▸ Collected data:
===

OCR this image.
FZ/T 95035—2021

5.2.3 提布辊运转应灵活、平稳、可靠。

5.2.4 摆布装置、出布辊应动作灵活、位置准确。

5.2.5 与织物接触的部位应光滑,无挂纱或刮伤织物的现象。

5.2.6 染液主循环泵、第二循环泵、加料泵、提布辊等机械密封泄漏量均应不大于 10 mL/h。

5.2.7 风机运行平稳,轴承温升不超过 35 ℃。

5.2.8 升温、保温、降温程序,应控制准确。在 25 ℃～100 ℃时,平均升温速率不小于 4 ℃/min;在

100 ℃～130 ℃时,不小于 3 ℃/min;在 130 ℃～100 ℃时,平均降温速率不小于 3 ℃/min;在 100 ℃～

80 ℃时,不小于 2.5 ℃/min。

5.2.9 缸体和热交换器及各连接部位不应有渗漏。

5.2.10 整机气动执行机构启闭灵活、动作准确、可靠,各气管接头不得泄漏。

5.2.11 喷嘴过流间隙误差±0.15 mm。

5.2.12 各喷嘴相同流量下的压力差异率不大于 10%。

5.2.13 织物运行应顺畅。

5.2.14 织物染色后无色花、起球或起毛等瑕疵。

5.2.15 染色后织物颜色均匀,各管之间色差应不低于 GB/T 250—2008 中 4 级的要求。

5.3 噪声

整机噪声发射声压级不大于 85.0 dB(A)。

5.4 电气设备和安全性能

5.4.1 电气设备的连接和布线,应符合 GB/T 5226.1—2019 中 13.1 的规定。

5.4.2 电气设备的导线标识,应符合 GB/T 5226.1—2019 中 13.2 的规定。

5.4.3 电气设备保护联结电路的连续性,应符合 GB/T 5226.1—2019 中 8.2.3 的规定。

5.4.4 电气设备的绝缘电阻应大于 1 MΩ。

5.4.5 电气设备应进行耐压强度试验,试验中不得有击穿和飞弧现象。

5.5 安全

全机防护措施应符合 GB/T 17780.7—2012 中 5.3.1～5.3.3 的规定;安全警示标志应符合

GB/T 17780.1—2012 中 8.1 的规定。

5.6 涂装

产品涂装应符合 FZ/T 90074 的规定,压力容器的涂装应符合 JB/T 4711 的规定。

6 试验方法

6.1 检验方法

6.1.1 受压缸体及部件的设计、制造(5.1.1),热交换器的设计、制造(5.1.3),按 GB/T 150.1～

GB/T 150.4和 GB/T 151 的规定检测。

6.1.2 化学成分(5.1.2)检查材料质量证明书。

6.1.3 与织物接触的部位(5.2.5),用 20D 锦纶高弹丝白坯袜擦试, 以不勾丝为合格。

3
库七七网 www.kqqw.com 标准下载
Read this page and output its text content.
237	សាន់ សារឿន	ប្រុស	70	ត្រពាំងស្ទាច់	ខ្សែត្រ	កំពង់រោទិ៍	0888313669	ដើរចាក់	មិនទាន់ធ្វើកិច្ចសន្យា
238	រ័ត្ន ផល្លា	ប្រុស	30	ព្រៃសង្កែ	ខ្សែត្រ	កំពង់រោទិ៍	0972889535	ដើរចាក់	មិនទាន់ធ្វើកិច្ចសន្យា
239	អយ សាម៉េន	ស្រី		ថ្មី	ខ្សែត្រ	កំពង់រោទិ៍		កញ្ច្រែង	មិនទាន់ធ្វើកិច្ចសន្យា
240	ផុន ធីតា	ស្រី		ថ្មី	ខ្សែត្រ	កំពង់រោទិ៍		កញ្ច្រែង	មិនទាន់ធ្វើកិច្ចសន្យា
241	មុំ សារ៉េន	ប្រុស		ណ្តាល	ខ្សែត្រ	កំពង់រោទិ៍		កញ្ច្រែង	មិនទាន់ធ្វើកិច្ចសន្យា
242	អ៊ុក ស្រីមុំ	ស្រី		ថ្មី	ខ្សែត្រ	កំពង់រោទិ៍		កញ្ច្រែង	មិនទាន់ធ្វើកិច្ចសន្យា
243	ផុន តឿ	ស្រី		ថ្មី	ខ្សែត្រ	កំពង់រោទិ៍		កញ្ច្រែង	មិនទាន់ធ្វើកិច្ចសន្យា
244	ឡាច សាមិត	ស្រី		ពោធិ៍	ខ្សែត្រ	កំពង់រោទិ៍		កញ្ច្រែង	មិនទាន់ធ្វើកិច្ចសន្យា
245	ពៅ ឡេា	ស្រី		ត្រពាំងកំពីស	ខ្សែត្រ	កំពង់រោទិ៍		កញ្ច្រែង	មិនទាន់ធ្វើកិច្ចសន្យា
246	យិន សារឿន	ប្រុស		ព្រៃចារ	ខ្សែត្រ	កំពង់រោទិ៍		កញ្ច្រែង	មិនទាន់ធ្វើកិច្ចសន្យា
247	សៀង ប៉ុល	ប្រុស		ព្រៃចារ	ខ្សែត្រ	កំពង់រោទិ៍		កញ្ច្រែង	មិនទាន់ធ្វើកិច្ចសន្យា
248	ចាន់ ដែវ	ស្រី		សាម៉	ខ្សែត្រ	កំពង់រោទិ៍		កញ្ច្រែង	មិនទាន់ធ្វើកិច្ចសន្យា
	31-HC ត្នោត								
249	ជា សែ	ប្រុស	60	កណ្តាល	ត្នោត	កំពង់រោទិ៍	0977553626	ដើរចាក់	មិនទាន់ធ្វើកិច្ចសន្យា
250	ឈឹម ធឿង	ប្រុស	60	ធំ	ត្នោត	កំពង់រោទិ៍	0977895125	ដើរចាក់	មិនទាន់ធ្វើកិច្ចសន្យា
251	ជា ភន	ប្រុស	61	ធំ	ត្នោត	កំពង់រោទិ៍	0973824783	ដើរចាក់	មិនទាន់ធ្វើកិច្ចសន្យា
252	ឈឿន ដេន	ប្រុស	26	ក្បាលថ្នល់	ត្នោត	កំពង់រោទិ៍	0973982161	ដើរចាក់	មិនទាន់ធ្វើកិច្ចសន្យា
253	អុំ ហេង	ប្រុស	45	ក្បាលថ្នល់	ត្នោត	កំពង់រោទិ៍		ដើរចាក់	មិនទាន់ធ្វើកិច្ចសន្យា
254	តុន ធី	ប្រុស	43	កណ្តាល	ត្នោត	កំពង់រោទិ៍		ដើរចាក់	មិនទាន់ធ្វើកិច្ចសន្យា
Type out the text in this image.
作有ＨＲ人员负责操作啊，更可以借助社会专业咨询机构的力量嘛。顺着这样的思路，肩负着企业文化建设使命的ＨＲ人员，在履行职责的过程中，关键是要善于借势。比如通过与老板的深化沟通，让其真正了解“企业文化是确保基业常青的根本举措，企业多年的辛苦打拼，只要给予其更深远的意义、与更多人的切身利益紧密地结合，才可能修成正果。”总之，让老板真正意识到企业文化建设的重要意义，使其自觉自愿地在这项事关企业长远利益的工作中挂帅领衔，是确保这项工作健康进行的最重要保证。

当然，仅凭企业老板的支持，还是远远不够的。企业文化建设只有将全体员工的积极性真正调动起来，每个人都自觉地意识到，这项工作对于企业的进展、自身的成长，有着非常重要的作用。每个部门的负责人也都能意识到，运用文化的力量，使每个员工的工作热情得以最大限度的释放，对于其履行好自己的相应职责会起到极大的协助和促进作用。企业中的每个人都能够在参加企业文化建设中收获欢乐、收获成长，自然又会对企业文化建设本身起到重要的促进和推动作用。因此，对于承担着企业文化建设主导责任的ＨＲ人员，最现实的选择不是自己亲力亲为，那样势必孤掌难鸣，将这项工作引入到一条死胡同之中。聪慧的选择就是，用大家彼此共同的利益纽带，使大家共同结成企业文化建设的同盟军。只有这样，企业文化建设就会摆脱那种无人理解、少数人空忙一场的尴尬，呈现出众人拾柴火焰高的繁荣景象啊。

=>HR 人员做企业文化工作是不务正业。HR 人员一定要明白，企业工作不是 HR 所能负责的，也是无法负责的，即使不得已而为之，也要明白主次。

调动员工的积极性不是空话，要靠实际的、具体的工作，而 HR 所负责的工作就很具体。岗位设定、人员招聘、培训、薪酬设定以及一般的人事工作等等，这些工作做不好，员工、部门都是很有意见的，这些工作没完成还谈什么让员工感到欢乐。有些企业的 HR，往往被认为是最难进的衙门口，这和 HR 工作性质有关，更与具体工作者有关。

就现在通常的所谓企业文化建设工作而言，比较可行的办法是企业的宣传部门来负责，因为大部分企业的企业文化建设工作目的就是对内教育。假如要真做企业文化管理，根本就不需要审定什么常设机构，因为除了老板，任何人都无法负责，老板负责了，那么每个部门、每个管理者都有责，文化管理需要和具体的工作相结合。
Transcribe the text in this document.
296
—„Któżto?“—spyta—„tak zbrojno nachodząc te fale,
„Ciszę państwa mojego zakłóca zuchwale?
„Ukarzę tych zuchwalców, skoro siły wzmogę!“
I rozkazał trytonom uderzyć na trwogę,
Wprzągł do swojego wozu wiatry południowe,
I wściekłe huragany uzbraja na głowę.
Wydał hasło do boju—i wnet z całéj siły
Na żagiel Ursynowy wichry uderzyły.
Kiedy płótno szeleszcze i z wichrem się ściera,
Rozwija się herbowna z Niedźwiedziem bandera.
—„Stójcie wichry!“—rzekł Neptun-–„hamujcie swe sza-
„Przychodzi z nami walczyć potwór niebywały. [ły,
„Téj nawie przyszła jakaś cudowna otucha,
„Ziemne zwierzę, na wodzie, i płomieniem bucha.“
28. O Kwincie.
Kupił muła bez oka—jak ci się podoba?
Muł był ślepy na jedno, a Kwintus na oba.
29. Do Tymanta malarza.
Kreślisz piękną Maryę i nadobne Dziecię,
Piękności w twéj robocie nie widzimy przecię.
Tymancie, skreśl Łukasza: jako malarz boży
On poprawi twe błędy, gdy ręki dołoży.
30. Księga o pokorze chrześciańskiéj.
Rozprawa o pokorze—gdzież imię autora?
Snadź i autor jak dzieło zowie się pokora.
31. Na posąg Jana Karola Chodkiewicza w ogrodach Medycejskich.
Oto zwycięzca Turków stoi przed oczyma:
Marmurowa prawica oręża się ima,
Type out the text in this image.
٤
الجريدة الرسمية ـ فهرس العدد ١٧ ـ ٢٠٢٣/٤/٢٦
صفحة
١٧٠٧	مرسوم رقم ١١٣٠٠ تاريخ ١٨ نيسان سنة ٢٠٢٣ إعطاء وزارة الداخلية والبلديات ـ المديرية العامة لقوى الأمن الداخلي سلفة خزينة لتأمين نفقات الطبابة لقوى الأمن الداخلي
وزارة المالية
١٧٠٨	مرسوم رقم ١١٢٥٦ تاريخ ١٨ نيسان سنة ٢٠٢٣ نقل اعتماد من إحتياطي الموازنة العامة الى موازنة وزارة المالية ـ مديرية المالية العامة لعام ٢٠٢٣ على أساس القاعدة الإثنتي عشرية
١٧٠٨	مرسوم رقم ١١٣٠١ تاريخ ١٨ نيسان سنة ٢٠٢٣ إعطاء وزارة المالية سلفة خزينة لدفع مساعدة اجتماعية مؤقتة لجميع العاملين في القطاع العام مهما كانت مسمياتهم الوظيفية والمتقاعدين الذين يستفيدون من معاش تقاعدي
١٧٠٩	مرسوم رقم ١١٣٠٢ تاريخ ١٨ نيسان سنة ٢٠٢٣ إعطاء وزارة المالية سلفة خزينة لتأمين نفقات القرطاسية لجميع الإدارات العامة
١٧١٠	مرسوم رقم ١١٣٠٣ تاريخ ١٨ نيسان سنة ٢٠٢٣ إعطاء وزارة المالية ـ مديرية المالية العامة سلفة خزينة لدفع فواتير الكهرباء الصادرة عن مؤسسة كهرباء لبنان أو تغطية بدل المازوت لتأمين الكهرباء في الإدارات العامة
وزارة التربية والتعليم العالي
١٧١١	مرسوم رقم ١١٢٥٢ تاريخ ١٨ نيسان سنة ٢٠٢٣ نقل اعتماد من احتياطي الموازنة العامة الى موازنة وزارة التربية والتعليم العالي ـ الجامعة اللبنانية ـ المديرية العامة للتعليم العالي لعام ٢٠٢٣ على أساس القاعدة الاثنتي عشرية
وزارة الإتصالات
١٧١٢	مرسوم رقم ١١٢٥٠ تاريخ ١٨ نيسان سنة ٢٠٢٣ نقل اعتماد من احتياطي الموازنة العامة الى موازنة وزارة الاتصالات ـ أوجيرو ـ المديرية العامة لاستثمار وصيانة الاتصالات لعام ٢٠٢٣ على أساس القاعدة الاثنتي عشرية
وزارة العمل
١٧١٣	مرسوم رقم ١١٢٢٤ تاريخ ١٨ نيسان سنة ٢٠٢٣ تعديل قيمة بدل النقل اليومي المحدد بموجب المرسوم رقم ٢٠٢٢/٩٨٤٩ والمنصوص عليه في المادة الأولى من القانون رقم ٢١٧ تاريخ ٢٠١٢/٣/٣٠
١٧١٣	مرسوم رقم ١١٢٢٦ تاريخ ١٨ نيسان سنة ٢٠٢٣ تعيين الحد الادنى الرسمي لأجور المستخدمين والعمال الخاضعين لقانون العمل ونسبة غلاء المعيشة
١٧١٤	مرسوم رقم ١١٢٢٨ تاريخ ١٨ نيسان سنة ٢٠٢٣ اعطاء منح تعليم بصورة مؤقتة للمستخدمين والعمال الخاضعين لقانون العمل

===

▸ TASK OBJECTIVE:
Copy all lines from the data that hold the word "العالي".

▸ FULL RESPONSE:
وزارة التربية والتعليم العالي
١٧١١	مرسوم رقم ١١٢٥٢ تاريخ ١٨ نيسان سنة ٢٠٢٣ نقل اعتماد من احتياطي الموازنة العامة الى موازنة وزارة التربية والتعليم العالي ـ الجامعة اللبنانية ـ المديرية العامة للتعليم العالي لعام ٢٠٢٣ على أساس القاعدة الاثنتي عشرية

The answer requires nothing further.